#### Requirement
A line counts if it contains the string "type"; say how many such lines there are, giving only the number.

Figure record extracts
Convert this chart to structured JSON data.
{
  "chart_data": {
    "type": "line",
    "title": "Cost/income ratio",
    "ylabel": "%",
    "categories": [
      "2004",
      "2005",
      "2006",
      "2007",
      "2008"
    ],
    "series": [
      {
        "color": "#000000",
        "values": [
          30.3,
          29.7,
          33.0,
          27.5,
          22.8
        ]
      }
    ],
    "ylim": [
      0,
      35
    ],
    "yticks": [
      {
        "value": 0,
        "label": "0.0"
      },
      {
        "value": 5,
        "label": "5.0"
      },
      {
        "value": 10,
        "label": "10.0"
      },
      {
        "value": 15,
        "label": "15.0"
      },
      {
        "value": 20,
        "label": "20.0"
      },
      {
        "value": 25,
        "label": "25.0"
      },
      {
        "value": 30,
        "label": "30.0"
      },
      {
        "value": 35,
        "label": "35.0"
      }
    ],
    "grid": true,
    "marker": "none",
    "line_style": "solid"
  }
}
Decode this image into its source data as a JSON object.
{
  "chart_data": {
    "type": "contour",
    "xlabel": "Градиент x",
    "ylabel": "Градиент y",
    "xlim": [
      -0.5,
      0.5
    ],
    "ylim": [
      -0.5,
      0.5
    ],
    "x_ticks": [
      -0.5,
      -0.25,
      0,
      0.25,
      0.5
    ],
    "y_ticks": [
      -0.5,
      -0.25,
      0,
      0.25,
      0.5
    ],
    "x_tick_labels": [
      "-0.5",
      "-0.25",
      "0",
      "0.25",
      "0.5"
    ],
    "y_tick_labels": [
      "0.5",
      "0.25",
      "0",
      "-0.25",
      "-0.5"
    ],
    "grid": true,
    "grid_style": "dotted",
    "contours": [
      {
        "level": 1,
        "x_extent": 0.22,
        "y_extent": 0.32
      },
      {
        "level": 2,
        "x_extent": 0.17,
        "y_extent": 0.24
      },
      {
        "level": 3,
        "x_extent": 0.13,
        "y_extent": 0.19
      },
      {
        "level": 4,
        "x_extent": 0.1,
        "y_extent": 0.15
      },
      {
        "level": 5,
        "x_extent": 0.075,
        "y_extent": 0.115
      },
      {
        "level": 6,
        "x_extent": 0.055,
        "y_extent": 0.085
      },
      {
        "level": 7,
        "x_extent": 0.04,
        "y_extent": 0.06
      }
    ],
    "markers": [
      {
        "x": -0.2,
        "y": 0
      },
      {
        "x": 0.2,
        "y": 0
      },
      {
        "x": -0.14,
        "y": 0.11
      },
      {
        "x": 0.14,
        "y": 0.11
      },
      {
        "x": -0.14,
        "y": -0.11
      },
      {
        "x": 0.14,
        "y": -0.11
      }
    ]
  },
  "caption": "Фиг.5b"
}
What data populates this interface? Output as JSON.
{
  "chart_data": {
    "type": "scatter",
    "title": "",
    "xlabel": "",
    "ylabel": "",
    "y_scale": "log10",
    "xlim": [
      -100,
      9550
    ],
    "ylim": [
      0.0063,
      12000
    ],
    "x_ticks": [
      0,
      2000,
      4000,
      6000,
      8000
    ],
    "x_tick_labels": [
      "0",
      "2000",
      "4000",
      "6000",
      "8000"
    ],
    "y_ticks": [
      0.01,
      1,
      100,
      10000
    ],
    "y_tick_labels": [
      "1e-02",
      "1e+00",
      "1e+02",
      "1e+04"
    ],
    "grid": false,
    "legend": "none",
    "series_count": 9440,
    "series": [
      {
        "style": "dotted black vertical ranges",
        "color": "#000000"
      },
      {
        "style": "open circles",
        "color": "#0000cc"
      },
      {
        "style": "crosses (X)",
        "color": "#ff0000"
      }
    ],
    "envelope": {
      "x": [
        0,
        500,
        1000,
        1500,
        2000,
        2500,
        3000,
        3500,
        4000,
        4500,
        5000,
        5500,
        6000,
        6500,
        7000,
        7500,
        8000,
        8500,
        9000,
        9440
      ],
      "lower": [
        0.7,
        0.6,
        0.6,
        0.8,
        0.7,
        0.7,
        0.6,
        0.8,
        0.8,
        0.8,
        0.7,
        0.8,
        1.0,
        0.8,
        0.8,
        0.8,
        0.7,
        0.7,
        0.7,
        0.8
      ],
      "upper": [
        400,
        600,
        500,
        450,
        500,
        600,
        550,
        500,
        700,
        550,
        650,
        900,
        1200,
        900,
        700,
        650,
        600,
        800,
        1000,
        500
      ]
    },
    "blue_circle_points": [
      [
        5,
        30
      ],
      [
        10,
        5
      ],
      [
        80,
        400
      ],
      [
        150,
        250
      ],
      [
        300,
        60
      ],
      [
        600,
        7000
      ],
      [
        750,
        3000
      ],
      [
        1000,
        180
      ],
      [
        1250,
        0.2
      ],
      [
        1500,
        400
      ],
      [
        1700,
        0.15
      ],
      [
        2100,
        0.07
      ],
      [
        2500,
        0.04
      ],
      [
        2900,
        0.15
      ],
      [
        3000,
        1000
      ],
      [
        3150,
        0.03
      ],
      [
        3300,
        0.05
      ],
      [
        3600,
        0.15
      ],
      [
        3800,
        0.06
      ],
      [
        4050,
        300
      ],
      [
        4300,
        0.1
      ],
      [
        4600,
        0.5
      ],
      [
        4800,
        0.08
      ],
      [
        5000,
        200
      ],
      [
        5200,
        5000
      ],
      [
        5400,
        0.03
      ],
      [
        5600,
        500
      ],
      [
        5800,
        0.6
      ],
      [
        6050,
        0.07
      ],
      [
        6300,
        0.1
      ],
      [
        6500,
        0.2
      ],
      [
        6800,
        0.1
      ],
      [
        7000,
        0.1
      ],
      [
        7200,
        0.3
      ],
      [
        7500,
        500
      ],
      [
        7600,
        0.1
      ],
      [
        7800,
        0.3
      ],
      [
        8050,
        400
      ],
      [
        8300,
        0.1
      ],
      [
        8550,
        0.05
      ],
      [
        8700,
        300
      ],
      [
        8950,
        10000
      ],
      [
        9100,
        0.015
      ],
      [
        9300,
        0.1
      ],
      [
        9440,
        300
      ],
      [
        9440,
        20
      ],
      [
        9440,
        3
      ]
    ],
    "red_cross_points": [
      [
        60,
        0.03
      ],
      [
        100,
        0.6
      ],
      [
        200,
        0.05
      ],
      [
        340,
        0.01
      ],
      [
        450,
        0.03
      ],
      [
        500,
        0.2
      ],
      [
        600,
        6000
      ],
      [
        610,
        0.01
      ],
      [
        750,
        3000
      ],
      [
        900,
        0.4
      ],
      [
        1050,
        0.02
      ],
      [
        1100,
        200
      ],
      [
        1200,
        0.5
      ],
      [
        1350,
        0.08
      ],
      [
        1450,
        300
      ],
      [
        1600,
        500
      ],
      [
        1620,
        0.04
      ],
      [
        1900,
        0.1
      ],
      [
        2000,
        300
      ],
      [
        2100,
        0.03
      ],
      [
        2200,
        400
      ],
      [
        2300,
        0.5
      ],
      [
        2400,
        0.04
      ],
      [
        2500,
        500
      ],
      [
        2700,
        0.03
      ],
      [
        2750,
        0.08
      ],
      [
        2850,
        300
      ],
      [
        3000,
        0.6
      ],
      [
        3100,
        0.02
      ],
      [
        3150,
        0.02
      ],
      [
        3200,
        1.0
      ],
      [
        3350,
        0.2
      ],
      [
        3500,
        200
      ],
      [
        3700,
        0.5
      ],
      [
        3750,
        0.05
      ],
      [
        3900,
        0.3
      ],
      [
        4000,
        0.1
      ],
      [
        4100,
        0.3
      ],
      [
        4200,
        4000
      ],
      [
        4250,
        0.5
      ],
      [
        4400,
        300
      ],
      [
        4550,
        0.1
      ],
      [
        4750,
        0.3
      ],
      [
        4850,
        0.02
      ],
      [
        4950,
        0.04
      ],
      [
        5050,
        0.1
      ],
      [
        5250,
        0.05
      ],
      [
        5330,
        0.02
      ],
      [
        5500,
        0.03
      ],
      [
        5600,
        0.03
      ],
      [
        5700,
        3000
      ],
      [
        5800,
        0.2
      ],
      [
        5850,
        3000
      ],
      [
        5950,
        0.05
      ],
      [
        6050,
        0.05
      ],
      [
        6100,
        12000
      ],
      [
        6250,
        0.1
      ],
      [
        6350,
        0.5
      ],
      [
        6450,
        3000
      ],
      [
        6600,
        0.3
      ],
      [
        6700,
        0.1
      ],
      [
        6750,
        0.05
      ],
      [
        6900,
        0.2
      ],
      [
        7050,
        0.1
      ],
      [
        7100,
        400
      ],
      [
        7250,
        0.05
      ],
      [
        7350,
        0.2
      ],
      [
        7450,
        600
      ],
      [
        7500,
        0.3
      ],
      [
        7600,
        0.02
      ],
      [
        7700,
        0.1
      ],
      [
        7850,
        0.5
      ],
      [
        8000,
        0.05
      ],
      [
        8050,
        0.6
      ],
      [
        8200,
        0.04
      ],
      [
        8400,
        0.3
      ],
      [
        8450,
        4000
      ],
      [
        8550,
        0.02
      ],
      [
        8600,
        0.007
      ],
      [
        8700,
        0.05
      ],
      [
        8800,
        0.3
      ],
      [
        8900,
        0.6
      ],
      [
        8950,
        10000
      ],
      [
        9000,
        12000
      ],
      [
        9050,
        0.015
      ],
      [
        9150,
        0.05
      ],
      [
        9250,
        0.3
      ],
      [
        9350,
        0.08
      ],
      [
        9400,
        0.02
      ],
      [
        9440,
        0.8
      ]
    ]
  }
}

#### Task response
3